:: Records for the task ::
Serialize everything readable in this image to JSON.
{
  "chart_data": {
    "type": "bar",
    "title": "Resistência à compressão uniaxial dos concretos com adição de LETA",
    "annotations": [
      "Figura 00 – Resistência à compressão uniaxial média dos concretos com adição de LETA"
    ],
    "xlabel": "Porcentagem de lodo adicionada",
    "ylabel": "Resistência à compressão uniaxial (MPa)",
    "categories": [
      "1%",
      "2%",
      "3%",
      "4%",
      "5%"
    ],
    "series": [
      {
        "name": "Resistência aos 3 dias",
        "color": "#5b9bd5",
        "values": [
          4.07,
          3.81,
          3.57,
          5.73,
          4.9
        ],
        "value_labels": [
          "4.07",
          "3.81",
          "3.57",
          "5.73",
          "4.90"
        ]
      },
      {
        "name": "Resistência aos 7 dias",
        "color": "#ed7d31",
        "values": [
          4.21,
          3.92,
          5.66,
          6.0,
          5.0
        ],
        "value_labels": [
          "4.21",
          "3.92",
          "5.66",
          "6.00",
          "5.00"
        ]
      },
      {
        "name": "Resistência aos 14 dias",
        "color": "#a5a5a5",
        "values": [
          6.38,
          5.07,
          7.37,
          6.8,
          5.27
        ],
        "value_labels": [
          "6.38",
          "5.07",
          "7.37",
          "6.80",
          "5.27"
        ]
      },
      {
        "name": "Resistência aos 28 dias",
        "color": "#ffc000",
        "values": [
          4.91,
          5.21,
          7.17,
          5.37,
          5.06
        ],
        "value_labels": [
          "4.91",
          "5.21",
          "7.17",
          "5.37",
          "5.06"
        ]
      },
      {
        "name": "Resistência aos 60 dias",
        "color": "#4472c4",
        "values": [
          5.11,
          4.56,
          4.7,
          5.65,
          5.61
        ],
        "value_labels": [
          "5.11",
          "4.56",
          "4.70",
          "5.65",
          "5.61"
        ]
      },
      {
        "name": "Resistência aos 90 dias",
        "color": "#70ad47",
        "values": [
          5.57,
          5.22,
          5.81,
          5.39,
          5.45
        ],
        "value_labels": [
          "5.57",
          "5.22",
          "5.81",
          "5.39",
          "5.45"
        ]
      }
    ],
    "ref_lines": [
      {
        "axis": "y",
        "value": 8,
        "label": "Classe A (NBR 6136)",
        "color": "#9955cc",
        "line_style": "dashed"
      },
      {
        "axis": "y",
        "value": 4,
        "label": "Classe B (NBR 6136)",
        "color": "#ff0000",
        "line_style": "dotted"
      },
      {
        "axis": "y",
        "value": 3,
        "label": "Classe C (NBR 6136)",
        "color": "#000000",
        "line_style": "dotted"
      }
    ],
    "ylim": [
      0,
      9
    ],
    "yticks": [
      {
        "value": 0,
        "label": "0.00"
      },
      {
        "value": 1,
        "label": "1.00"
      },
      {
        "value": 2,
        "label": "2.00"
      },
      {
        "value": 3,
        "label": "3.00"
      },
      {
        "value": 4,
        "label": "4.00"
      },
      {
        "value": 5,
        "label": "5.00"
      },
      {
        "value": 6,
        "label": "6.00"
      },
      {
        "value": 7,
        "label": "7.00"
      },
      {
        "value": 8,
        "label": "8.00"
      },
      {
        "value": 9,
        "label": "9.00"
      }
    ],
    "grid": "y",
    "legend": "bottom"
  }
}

:: To do ::
Across the material above, count every line holding "compressão" and write down only the number.

:: Exercise result ::
3